Activity —
Copy all lines below that use the word "ylabel".

Figure content listings:
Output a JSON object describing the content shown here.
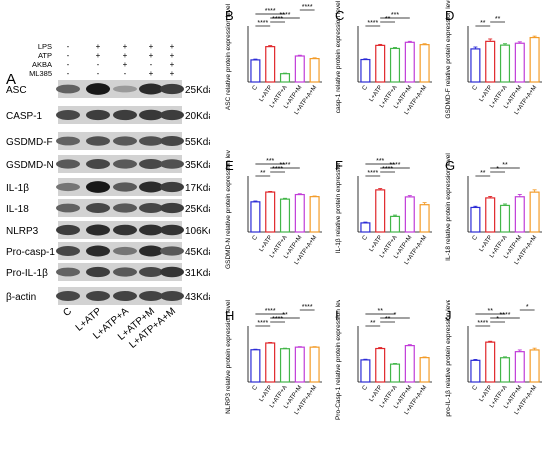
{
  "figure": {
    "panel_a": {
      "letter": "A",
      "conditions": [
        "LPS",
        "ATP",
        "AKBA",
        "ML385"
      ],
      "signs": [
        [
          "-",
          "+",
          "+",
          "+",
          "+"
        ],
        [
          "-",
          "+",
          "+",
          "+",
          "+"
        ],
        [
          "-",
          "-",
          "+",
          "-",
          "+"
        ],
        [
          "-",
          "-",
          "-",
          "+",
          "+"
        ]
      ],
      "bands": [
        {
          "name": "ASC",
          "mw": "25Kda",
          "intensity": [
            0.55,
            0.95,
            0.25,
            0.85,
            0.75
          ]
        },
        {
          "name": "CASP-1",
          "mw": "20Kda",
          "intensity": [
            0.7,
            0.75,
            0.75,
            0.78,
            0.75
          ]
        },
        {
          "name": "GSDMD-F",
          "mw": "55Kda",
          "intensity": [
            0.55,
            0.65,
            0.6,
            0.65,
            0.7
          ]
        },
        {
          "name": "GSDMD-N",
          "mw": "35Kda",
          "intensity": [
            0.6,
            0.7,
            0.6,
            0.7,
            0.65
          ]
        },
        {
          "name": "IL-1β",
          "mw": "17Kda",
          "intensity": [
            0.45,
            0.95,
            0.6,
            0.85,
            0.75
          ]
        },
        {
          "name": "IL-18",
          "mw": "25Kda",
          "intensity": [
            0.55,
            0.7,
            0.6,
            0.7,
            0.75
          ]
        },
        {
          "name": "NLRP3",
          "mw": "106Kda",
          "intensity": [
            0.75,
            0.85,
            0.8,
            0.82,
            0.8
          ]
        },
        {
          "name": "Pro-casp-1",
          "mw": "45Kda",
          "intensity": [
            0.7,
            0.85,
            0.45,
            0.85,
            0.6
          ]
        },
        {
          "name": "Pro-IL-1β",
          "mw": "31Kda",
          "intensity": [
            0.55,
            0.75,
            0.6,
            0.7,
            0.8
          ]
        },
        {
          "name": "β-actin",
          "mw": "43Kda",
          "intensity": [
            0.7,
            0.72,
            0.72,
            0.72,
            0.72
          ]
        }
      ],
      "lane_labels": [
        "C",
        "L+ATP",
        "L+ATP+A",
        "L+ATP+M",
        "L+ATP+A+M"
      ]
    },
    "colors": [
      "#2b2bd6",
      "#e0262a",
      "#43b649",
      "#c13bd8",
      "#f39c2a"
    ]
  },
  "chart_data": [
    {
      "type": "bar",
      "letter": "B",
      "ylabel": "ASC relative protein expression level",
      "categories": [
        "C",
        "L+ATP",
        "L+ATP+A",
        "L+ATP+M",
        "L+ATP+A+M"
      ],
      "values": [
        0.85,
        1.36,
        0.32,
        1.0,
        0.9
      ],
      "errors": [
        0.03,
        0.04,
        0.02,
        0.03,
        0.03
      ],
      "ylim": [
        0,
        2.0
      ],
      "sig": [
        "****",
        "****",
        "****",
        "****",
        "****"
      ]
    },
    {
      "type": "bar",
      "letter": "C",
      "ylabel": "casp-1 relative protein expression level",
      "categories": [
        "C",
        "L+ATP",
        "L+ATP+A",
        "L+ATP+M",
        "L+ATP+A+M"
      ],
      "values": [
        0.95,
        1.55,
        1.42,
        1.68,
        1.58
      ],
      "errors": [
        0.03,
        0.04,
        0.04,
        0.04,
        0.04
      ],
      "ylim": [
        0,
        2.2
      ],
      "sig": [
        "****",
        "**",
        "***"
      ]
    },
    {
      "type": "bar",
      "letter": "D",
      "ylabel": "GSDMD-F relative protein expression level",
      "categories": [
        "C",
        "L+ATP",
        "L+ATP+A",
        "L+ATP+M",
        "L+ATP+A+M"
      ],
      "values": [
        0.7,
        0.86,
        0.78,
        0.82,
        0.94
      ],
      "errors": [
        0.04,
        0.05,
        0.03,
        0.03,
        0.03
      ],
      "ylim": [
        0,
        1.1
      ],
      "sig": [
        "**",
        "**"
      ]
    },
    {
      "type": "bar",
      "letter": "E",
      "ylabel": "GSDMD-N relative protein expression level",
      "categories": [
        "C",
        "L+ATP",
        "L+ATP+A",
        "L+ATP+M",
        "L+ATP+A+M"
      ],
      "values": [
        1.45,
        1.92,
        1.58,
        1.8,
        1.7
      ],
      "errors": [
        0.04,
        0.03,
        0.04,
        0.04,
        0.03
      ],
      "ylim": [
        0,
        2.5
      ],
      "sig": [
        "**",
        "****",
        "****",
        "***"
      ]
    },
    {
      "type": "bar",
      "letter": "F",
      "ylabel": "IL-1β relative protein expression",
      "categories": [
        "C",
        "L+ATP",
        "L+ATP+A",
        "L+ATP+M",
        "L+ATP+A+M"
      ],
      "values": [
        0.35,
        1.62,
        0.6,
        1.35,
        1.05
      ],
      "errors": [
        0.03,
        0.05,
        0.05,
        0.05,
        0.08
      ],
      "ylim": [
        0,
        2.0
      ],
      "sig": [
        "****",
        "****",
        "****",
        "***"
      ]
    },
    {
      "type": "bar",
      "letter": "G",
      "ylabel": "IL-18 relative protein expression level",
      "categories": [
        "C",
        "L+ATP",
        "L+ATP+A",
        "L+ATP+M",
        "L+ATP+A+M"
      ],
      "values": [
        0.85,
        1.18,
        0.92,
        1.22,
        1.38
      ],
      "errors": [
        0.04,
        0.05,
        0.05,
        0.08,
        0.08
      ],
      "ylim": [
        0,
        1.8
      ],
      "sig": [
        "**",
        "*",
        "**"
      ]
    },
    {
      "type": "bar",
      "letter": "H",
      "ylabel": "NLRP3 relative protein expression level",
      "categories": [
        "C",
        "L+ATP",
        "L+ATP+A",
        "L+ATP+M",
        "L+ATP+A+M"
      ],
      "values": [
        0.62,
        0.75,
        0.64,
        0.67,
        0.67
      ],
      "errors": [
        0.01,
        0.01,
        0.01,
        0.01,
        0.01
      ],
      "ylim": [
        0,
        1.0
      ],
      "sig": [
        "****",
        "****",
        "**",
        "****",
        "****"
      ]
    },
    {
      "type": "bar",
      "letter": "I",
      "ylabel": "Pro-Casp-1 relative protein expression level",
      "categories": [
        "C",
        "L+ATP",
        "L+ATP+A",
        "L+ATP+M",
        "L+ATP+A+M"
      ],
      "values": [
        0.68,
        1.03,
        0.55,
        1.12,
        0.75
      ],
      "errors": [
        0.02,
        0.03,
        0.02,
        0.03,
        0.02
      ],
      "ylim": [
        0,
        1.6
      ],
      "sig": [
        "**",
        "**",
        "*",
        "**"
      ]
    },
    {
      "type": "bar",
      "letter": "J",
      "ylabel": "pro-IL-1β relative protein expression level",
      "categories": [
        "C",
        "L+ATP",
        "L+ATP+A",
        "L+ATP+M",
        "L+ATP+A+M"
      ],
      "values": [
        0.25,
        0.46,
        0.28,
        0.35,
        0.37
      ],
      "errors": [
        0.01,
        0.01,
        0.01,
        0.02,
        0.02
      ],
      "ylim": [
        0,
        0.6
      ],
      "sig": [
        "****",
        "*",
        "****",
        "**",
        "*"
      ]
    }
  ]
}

...

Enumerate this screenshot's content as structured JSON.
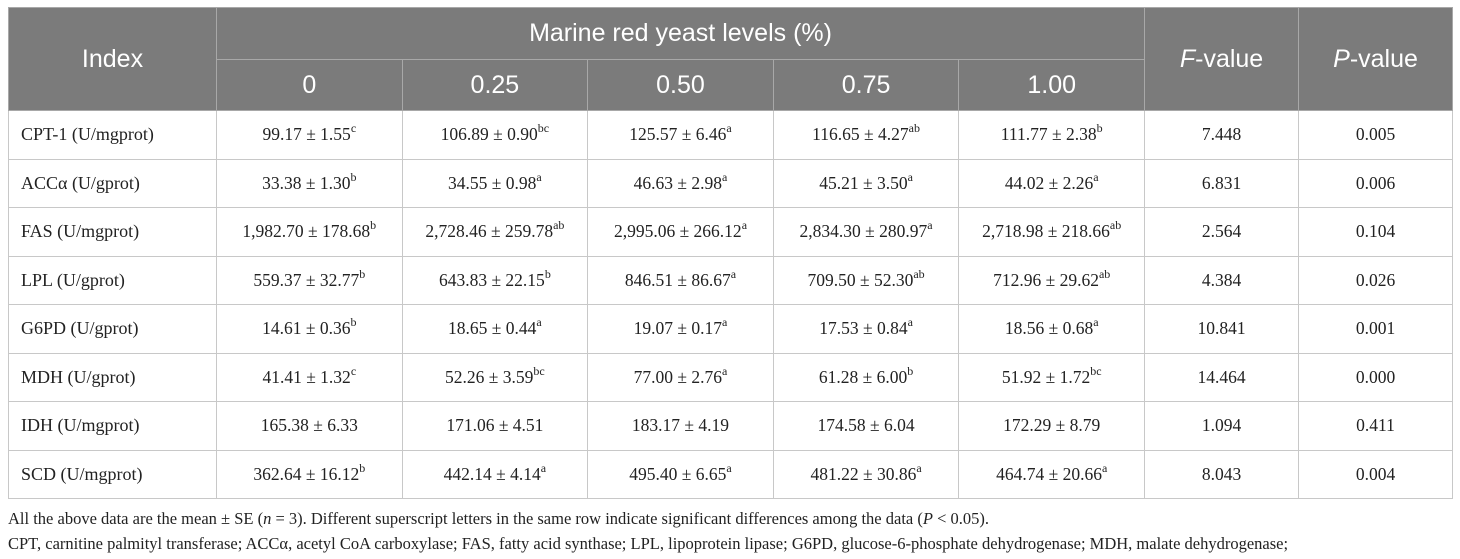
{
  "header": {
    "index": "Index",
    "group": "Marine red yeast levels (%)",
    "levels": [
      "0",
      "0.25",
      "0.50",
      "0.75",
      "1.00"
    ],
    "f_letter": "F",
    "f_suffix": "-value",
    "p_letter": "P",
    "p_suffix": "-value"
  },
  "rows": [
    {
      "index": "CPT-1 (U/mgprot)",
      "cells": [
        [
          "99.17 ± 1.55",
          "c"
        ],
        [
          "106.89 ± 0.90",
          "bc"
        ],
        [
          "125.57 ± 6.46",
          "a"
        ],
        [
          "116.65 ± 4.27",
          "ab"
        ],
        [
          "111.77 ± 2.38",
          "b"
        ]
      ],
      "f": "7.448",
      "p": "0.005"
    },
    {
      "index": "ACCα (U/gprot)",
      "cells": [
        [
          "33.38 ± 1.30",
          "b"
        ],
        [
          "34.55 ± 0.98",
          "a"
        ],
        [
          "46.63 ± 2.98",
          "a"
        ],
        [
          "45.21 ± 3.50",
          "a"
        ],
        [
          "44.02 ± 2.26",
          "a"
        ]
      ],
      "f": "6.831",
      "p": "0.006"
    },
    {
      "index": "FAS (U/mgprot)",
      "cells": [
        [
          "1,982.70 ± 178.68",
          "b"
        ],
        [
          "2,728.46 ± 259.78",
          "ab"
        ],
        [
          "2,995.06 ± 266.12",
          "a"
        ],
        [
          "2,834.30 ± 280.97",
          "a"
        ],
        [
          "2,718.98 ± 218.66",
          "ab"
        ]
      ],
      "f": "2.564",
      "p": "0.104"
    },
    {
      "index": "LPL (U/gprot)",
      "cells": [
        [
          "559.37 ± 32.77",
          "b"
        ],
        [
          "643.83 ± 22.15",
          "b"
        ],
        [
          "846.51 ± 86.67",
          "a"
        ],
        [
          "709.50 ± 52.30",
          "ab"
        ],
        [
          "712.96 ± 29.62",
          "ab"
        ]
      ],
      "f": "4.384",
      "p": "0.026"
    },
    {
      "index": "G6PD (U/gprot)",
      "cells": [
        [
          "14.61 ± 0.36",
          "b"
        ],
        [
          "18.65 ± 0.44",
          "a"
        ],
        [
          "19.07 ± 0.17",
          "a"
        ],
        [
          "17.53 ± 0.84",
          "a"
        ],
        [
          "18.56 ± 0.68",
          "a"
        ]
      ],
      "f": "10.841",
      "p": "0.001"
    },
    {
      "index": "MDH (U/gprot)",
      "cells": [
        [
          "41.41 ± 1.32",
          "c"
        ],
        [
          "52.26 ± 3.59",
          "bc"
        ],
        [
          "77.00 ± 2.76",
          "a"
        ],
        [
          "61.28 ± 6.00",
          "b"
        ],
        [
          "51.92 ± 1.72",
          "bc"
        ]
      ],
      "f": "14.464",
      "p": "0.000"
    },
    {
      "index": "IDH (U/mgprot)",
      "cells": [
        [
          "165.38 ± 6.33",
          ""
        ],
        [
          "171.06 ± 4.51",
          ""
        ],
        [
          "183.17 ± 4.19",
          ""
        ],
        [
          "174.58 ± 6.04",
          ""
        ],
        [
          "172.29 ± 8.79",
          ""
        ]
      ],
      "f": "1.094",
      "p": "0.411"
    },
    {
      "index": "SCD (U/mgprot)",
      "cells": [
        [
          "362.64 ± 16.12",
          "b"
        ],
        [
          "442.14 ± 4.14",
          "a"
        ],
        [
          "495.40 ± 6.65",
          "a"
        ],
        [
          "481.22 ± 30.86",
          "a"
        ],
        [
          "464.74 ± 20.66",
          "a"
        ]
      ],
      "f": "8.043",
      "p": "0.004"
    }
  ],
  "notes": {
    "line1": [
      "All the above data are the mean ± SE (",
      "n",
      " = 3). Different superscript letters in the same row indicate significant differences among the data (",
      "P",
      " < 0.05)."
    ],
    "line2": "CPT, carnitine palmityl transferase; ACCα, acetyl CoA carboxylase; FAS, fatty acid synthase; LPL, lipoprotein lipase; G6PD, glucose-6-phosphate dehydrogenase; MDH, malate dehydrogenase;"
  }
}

Result of the task —
      "ylabel": "ASC relative protein expression level",
      "ylabel": "casp-1 relative protein expression level",
      "ylabel": "GSDMD-F relative protein expression level",
      "ylabel": "GSDMD-N relative protein expression level",
      "ylabel": "IL-1β relative protein expression",
      "ylabel": "IL-18 relative protein expression level",
      "ylabel": "NLRP3 relative protein expression level",
      "ylabel": "Pro-Casp-1 relative protein expression level",
      "ylabel": "pro-IL-1β relative protein expression level",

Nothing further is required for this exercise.